*Your goal:* Copy out all lines that hold "January".
[Start of Listed records]
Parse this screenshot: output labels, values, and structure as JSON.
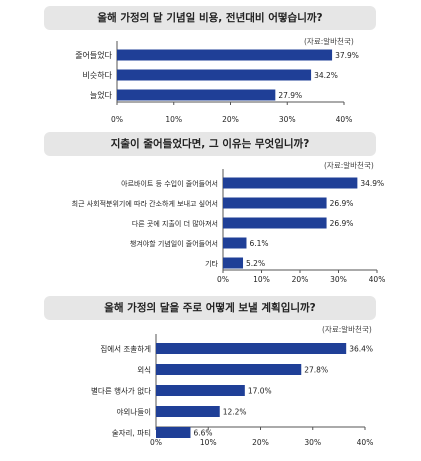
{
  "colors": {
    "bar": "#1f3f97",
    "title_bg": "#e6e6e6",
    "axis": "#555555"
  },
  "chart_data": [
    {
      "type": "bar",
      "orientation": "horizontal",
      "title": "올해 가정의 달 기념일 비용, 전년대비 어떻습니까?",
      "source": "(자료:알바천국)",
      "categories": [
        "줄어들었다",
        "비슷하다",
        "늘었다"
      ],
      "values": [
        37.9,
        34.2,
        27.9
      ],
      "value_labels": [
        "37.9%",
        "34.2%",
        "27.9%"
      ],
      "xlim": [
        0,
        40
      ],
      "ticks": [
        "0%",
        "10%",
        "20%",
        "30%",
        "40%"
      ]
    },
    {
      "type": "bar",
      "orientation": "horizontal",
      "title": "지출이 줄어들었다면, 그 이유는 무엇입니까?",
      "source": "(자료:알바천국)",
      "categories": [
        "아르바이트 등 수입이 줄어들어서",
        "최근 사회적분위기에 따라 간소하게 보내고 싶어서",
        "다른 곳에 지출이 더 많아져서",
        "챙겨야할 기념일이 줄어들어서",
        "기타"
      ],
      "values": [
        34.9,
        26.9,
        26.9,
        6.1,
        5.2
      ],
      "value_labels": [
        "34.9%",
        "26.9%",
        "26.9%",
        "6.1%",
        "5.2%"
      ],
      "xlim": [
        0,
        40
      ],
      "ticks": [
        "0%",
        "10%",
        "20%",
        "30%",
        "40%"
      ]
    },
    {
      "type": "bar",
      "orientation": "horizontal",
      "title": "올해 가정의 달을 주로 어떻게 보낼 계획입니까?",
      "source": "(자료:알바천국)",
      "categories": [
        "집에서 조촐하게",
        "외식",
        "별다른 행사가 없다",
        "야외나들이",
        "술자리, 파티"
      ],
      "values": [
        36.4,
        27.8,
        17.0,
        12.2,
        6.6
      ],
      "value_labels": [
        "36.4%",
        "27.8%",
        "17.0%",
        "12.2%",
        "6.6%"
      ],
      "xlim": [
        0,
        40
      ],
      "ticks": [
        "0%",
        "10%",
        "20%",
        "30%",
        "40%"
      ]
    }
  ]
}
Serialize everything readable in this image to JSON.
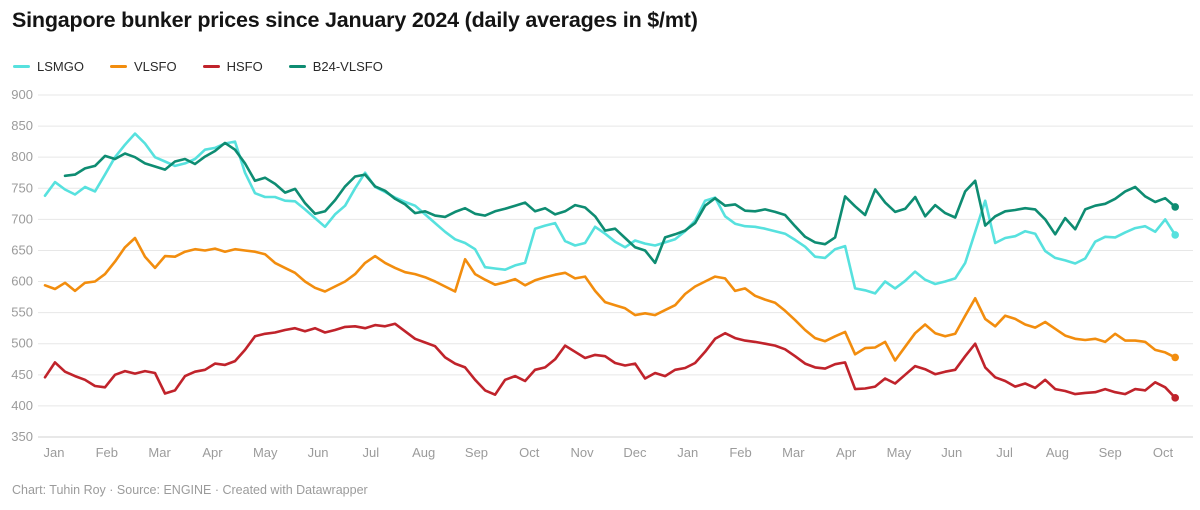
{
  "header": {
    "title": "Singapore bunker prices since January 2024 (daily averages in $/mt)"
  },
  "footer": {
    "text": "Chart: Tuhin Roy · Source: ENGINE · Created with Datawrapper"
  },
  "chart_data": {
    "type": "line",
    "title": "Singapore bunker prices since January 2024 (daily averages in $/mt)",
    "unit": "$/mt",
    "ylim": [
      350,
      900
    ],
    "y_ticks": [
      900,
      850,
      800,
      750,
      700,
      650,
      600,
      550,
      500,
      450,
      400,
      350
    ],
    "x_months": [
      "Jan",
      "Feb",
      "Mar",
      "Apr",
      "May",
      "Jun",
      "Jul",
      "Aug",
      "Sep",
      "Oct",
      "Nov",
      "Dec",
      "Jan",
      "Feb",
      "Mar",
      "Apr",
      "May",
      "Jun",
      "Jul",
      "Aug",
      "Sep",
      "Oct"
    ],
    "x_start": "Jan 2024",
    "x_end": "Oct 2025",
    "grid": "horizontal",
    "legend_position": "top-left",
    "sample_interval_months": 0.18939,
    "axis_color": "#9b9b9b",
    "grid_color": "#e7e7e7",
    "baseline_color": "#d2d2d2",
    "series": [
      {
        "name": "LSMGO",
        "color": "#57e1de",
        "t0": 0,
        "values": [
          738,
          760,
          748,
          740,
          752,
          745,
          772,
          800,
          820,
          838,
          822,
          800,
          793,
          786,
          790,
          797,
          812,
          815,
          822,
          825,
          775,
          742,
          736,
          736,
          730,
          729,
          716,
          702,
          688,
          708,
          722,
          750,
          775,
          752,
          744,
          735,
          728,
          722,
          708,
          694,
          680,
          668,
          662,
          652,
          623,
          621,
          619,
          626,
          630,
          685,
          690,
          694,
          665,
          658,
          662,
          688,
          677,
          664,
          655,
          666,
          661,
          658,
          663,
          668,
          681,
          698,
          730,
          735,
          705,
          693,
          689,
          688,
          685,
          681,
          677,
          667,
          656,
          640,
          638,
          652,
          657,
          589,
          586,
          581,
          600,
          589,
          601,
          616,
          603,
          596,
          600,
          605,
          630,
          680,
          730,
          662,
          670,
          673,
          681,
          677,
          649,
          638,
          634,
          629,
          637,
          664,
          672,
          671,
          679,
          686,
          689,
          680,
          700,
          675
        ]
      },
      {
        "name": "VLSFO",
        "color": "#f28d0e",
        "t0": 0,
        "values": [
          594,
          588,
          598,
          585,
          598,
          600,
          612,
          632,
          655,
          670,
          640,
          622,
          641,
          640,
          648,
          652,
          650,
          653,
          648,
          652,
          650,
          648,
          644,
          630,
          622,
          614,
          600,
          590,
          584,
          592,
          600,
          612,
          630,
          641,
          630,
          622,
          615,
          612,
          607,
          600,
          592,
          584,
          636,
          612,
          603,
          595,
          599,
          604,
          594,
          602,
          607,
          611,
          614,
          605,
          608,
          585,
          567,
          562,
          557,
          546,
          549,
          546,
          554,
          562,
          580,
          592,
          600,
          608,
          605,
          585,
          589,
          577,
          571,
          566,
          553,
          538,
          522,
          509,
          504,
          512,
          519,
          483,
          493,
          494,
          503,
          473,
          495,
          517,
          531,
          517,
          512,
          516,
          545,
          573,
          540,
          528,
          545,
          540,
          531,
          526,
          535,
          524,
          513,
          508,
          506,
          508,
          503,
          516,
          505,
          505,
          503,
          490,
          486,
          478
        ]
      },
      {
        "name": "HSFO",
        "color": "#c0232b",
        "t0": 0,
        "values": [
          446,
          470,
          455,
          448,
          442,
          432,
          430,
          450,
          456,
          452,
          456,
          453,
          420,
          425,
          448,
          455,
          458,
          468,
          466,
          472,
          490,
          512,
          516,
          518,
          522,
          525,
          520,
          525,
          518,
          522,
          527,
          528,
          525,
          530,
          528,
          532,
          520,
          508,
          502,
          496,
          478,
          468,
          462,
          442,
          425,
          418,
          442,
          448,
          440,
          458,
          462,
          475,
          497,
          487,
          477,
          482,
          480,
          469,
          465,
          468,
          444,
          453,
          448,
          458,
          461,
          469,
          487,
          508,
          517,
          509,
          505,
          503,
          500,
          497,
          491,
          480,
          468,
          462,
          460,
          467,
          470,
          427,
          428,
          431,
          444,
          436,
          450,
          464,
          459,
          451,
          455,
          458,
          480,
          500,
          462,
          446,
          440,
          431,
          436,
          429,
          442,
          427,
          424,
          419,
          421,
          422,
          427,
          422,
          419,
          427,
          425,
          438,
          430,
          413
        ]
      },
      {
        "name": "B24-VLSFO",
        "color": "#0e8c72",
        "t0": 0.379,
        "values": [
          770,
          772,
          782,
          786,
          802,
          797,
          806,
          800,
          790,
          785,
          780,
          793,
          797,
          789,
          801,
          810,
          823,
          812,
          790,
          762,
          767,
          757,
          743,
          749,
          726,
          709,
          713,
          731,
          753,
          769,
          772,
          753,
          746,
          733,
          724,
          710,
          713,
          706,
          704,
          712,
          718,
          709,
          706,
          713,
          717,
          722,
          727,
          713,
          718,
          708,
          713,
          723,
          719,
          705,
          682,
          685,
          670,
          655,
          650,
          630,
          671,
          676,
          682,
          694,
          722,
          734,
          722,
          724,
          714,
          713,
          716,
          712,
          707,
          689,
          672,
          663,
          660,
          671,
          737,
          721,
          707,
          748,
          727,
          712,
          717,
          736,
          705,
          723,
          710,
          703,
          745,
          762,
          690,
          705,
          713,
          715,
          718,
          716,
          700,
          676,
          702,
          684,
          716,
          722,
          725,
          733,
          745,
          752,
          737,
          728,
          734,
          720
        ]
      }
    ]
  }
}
[End of Listed records]
*Worked solution:*
    "title": "Singapore bunker prices since January 2024 (daily averages in $/mt)"
    "title": "Singapore bunker prices since January 2024 (daily averages in $/mt)",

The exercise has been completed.